[Dataset records]:
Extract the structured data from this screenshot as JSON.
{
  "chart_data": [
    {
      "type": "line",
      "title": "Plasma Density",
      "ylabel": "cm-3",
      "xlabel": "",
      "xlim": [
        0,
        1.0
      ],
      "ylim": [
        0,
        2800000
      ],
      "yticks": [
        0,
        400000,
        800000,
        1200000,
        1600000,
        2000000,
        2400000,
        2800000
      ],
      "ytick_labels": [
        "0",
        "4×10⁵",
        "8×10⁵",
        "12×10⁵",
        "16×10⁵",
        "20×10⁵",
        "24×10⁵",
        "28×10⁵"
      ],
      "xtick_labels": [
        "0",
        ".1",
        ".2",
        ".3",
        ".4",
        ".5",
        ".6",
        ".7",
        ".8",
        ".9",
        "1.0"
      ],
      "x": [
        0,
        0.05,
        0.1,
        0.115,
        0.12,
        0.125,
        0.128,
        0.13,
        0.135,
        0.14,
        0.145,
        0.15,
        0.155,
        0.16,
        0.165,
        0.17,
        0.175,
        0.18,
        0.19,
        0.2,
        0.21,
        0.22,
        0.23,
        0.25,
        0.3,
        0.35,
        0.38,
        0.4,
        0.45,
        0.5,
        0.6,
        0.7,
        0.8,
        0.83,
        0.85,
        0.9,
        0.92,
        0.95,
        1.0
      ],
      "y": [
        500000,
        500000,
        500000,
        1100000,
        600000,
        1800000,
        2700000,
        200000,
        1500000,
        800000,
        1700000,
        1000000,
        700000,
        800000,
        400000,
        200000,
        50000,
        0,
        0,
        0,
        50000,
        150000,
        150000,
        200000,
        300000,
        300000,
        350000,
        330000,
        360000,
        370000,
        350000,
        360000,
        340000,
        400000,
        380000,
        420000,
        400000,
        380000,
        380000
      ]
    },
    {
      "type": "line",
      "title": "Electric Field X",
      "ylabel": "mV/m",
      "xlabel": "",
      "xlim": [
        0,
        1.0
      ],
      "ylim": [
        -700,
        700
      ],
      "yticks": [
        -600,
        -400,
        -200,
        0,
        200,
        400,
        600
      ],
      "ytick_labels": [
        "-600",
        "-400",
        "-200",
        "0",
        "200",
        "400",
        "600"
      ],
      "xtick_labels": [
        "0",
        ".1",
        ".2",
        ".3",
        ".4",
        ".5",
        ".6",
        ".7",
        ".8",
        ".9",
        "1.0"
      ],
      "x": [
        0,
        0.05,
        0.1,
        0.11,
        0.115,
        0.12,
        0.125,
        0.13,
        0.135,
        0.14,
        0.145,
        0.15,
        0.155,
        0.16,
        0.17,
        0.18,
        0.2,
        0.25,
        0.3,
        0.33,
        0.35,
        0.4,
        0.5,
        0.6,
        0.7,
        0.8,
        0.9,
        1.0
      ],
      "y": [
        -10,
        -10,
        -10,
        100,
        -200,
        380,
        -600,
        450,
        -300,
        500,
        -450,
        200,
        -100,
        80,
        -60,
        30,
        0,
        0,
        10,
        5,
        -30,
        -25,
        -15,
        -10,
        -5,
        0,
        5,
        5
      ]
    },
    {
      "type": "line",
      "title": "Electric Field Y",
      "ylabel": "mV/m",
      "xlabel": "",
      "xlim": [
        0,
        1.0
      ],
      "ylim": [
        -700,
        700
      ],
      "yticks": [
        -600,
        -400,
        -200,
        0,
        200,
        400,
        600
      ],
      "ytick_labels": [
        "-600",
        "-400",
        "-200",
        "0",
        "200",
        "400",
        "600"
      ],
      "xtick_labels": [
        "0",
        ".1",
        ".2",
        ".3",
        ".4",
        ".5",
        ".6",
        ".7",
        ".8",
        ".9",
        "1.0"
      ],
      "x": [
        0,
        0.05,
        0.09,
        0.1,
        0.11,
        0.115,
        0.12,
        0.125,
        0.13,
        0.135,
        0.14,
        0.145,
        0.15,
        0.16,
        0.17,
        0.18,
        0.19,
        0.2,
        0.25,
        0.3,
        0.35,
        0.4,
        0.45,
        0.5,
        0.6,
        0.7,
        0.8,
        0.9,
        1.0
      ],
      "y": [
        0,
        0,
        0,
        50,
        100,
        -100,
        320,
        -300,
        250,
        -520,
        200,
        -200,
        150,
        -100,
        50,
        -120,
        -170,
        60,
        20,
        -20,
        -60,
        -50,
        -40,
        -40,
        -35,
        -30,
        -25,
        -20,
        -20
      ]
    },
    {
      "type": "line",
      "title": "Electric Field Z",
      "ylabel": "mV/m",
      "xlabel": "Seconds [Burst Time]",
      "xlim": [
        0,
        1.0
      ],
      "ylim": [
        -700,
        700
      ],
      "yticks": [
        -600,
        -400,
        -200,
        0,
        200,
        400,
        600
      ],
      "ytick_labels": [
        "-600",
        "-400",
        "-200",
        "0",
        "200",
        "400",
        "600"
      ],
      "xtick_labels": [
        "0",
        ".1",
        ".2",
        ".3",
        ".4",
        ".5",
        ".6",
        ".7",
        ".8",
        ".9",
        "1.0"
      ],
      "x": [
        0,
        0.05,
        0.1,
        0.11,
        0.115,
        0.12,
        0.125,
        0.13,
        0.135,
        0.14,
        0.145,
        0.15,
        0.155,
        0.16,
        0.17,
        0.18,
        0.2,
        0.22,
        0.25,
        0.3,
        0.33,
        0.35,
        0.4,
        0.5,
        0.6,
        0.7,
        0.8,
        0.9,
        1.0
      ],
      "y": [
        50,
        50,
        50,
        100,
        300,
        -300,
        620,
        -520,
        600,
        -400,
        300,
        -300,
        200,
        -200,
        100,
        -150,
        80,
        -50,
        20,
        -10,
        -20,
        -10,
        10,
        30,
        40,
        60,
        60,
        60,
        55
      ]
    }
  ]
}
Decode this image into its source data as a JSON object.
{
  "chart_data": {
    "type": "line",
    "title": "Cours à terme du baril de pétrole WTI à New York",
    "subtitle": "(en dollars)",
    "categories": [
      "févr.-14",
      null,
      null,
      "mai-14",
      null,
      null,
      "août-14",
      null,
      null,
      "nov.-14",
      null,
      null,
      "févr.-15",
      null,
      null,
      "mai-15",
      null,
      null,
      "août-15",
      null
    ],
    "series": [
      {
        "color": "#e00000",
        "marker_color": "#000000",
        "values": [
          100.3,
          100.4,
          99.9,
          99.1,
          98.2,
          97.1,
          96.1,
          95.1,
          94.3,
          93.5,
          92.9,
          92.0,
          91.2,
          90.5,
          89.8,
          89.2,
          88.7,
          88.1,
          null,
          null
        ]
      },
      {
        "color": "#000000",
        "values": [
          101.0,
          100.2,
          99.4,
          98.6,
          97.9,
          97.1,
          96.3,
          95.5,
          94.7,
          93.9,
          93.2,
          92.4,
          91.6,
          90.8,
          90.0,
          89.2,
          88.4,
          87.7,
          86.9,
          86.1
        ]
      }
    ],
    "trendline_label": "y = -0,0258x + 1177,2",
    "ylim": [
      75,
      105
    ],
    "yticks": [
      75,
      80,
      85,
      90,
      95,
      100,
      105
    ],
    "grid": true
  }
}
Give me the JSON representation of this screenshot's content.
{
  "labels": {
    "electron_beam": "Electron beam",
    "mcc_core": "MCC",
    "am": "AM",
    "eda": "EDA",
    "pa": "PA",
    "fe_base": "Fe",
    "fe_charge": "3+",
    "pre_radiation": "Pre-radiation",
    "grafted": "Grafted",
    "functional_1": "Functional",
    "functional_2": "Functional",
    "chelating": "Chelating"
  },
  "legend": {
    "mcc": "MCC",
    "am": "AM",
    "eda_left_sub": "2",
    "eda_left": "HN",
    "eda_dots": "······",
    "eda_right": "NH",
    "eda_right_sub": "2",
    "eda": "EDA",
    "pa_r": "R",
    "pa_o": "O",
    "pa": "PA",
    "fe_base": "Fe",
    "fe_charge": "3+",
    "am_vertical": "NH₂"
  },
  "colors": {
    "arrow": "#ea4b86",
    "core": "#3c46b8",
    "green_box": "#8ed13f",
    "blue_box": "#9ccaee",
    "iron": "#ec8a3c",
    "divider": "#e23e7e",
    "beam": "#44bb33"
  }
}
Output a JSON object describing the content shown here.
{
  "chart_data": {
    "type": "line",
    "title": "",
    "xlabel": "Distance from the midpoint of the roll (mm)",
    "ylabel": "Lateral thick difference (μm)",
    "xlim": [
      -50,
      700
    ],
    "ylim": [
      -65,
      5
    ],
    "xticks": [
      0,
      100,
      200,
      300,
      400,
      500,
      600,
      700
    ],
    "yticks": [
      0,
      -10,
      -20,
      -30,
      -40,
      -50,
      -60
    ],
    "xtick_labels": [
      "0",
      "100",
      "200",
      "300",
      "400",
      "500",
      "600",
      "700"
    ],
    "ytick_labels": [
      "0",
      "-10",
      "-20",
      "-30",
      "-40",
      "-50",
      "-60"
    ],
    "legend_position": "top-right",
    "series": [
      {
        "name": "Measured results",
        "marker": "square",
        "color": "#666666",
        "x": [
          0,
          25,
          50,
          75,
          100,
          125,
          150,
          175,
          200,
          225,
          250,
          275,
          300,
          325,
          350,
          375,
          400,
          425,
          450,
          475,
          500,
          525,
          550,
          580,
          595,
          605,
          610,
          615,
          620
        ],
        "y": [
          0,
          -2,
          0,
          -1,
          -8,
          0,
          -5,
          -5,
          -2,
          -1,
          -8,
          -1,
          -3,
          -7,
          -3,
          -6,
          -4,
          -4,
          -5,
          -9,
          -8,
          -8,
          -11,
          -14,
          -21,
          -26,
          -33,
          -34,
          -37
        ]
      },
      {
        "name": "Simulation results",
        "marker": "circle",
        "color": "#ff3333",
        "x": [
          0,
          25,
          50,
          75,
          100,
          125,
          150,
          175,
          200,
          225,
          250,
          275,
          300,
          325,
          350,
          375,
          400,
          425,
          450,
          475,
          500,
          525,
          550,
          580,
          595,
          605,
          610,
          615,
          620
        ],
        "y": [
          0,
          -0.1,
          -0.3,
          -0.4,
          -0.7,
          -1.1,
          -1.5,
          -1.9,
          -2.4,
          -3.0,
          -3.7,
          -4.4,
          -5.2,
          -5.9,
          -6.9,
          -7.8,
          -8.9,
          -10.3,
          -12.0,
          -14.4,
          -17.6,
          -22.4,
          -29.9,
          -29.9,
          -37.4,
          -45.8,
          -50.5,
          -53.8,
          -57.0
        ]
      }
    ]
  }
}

[Task details]:
State how many lines of the material contain the string "Electric", with no other words.

[Output for this exercise]:
3